* [Selection]:
A comparison is then made between the actual liquid rate and the target liquid rate, between the current pump motor frequency and an incremented pump motor frequency limit, and between the current pump efficiency and a target pump efficiency to determine if: the actual liquid rate is less than the target liquid rate, the current pump motor frequency is less than or equal to the incremented pump motor frequency limit, and the current pump efficiency is less than or equal to the target pump efficiency (310).


In one or more embodiments the incremented pump motor frequency limit may be in a range between the pump motor frequency low (e.g., 30 Hz) up to 100 Hz. For example, the incremented pump motor frequency limit may be predetermined and may be 70 Hz (Hertz).


If any of the following are true: the actual liquid rate is greater than or equal to the target liquid rate; the current pump motor frequency is greater than the incremented pump motor frequency limit; the current pump efficiency is greater than the target pump efficiency (310: no), then the computer processor proceeds to step 314 and compares the actual liquid rate with the target liquid rate and the current frequency with the incremented pump motor frequency limit. If the actual liquid rate is less than the target liquid rate and the current frequency is less than or equal to the incremented pump motor frequency limit (314: yes), then the computer processor increments the pump motor frequency by a desired frequency value corresponding to a frequency increment (312) to define an incremented pump motor frequency.


In one or more embodiments the frequency increment may be in a range between −30 Hz to 70 Hz. For example, the frequency increment may be predetermined and may be equal to ±1 Hz (Hertz). In other words, where adjustment of the pump frequency by the pump frequency increment is intended to increase liquid rate from the pump, then a pump frequency increment may be positive (e.g., 1 Hz). In contrast, where adjustment of the pump frequency by the pump frequency increment is intended to decrease liquid rate from the pump then a pump frequency increment may be negative (e.g., −1 Hz.)


The incremented pump motor frequency may then be input into the hybrid well model calculation and the hybrid well model calculation repeated (308) to determine the current pump efficiency, current pump frequency, and current pump power consumption using the incremented pump motor frequency.

* [Collected data]:
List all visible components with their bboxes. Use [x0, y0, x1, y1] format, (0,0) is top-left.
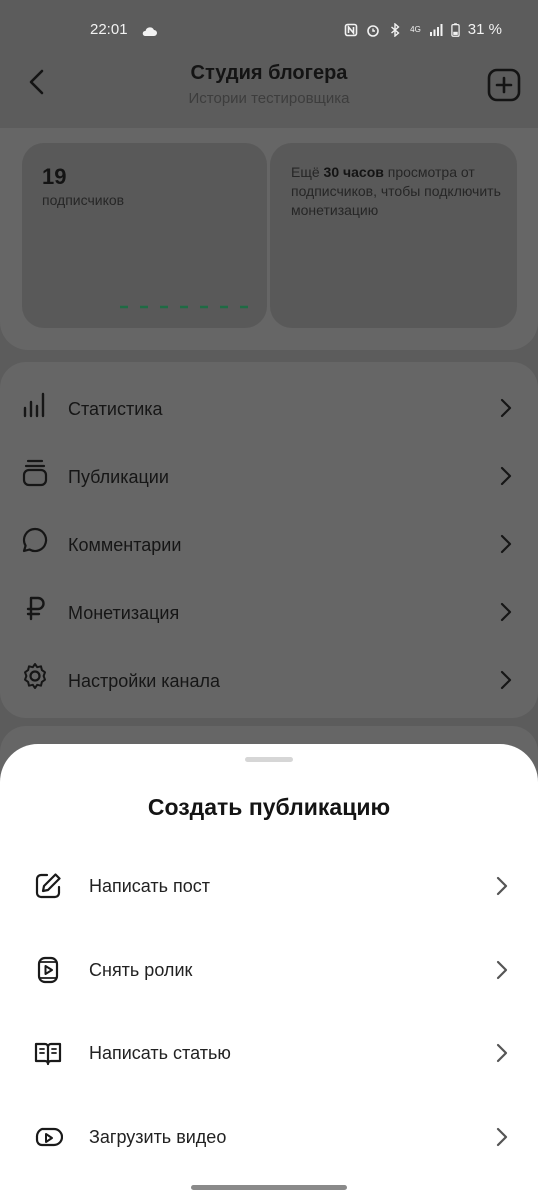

* [Required work]:
1. For each statement, decide whether it agrees with the passage on pump motor frequency, answering yes or no and quoting the passage's deciding words.
(a) The incremented pump motor frequency limit may be predetermined at 70 Hz.
(b) A negative frequency increment applies when the adjustment is meant to increase liquid rate from the pump.
(c) The frequency increment may fall in a range from −30 Hz to 70 Hz.
2. Carry the passage on pump motor frequency forward, picking up right after its final sentence.

* [Answer list]:
1.
(a) Yes: "the incremented pump motor frequency limit may be predetermined and may be 70 Hz (Hertz)"
(b) No: "where adjustment of the pump frequency by the pump frequency increment is intended to decrease liquid rate from the pump then a pump frequency increment may be negative (e.g., −1 Hz.)"
(c) Yes: "the frequency increment may be in a range between −30 Hz to 70 Hz"

2.
Returning then to step 310, when all of the following are true: the actual liquid rate is less than the target liquid rate; the current pump motor frequency is less than or equal to the incremented pump motor frequency limit; and the current pump efficiency is less than or equal to the target pump efficiency (310: yes) then the computer processor increments the surface pressure by a FWHP increment (316) to define an incremented FWHP.


In one or more embodiments the FWHP increment may be in a range of from 0.1 psi (0.007 bar) to 1000 psi (70 bar). For example, the FWHP increment may be predetermined and may be 10 psi (pounds per square inch pressure) (0.7 bar).


In one or more embodiments the incremented FWHP may be subject to an incremented FWHP limit, corresponding to, for example, a shut-in wellhead pressure (SIWHP) expected for the well. In such embodiments, a comparison may be made between the incremented FWHP and the incremented FWHP limit to determine if the incremented FWHP limit has been reached (318). The situation where the incremented FWHP limit has been reached (318: yes) is discussed in greater detail below.


When the incremented FWHP limit has not been reached (318: no), the incremented FWHP may then be input into the hybrid well model calculation and the hybrid well model calculation repeated (308) to determine the current pump efficiency, current pump frequency, and current power consumption using the incremented FWHP. The conditions of step 310 may then be reevaluated to determine whether to proceed to step 314 or step 316 following the calculations performed at step 308.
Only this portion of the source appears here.